**EXERCISE AIM**:
Locate the lines that hold the string "skin". Copy every such line.

────────────────

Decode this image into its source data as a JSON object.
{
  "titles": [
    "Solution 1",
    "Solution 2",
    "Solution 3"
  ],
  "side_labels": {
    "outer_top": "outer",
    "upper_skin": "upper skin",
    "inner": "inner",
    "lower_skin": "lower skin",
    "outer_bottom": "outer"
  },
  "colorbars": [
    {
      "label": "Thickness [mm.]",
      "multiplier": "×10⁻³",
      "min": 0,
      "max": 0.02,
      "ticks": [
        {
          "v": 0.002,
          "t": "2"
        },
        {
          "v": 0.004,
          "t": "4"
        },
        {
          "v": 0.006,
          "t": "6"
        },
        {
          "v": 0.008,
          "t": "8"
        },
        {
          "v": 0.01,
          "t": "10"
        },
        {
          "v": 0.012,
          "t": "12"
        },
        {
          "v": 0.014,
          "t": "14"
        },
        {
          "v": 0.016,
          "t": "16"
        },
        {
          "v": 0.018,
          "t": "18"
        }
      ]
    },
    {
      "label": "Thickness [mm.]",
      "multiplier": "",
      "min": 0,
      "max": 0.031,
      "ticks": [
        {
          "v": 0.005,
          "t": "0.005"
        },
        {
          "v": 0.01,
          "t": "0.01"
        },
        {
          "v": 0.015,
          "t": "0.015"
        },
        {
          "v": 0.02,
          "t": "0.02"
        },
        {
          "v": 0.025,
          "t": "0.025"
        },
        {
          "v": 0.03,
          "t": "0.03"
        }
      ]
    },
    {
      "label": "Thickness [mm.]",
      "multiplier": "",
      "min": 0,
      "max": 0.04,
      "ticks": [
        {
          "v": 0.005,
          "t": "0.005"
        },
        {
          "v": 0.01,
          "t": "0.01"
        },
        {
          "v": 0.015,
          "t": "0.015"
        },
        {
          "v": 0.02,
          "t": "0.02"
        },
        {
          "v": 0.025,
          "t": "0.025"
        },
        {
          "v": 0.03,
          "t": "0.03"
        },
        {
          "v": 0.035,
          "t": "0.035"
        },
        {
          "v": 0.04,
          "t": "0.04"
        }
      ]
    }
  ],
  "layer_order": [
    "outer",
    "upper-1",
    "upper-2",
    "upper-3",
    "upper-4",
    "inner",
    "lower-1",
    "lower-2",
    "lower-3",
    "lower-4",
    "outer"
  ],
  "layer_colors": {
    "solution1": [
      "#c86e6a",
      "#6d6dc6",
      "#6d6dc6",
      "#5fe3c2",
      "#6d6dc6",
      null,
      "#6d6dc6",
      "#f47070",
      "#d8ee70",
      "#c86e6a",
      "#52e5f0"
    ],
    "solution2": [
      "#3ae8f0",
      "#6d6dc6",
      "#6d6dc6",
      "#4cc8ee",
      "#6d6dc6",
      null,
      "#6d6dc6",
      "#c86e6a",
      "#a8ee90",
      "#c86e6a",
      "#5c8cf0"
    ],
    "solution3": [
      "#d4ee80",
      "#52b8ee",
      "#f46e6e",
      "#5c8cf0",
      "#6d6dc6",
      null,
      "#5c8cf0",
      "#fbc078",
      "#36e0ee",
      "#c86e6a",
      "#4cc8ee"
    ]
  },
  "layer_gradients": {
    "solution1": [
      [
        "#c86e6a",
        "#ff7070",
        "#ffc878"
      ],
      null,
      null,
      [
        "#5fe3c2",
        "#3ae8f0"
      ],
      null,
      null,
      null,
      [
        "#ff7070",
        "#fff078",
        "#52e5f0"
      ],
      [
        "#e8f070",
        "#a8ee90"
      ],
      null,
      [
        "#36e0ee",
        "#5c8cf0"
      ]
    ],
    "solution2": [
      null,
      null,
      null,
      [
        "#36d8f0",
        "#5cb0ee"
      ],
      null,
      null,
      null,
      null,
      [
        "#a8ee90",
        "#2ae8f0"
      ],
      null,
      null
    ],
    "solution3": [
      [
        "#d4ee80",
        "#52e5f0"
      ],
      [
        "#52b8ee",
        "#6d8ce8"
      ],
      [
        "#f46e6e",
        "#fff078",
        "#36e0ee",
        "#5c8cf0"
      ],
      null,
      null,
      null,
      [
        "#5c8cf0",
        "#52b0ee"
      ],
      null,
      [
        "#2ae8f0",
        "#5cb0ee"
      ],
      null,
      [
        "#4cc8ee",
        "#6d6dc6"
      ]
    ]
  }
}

────────────────

**EXERCISE RESULT**:
    "upper_skin": "upper skin",
    "lower_skin": "lower skin",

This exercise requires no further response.